Aim of the exercise:
Copy out all the lines exactly. Omit pictures.

Data for this task:
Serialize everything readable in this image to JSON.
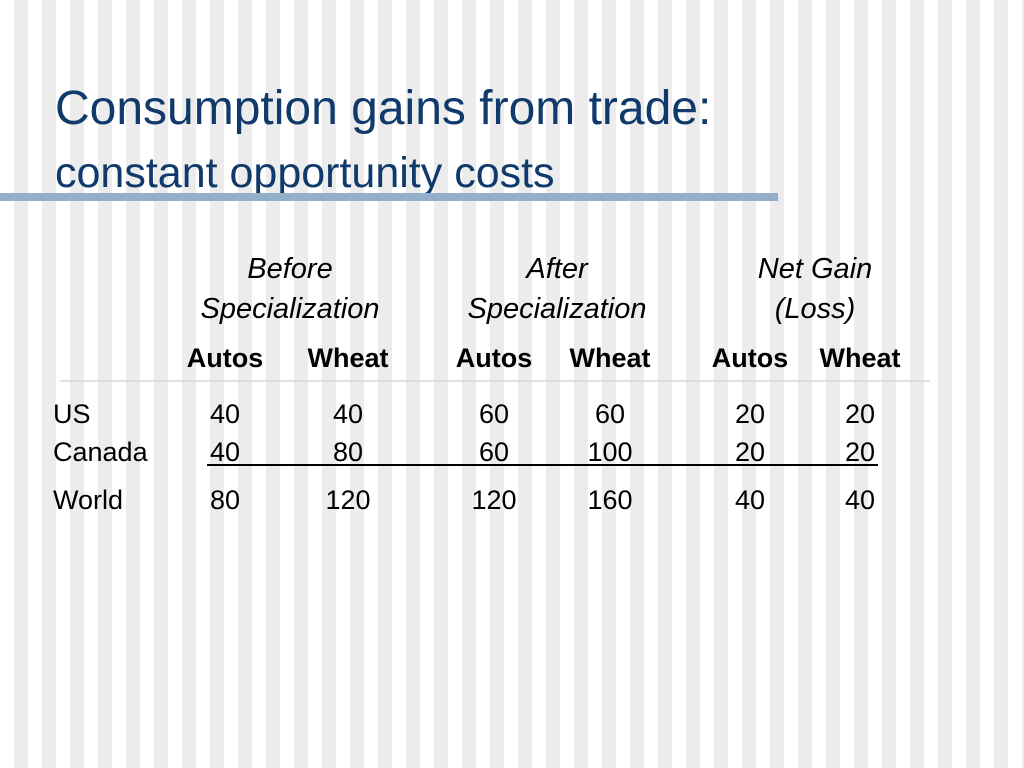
{
  "header": {
    "title": "Consumption gains from trade:",
    "subtitle": "constant opportunity costs"
  },
  "table": {
    "groups": [
      [
        "Before",
        "Specialization"
      ],
      [
        "After",
        "Specialization"
      ],
      [
        "Net Gain",
        "(Loss)"
      ]
    ],
    "columns": [
      "Autos",
      "Wheat",
      "Autos",
      "Wheat",
      "Autos",
      "Wheat"
    ],
    "rows": [
      [
        "US",
        40,
        40,
        60,
        60,
        20,
        20
      ],
      [
        "Canada",
        40,
        80,
        60,
        100,
        20,
        20
      ],
      [
        "World",
        80,
        120,
        120,
        160,
        40,
        40
      ]
    ]
  }
}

Written solution:
Serialize everything readable in this image to JSON.
{
  "header": {
    "title": "Consumption gains from trade:",
    "subtitle": "constant opportunity costs"
  },
  "table": {
    "groups": [
      [
        "Before",
        "Specialization"
      ],
      [
        "After",
        "Specialization"
      ],
      [
        "Net Gain",
        "(Loss)"
      ]
    ],
    "columns": [
      "Autos",
      "Wheat",
      "Autos",
      "Wheat",
      "Autos",
      "Wheat"
    ],
    "rows": [
      [
        "US",
        40,
        40,
        60,
        60,
        20,
        20
      ],
      [
        "Canada",
        40,
        80,
        60,
        100,
        20,
        20
      ],
      [
        "World",
        80,
        120,
        120,
        160,
        40,
        40
      ]
    ]
  }
}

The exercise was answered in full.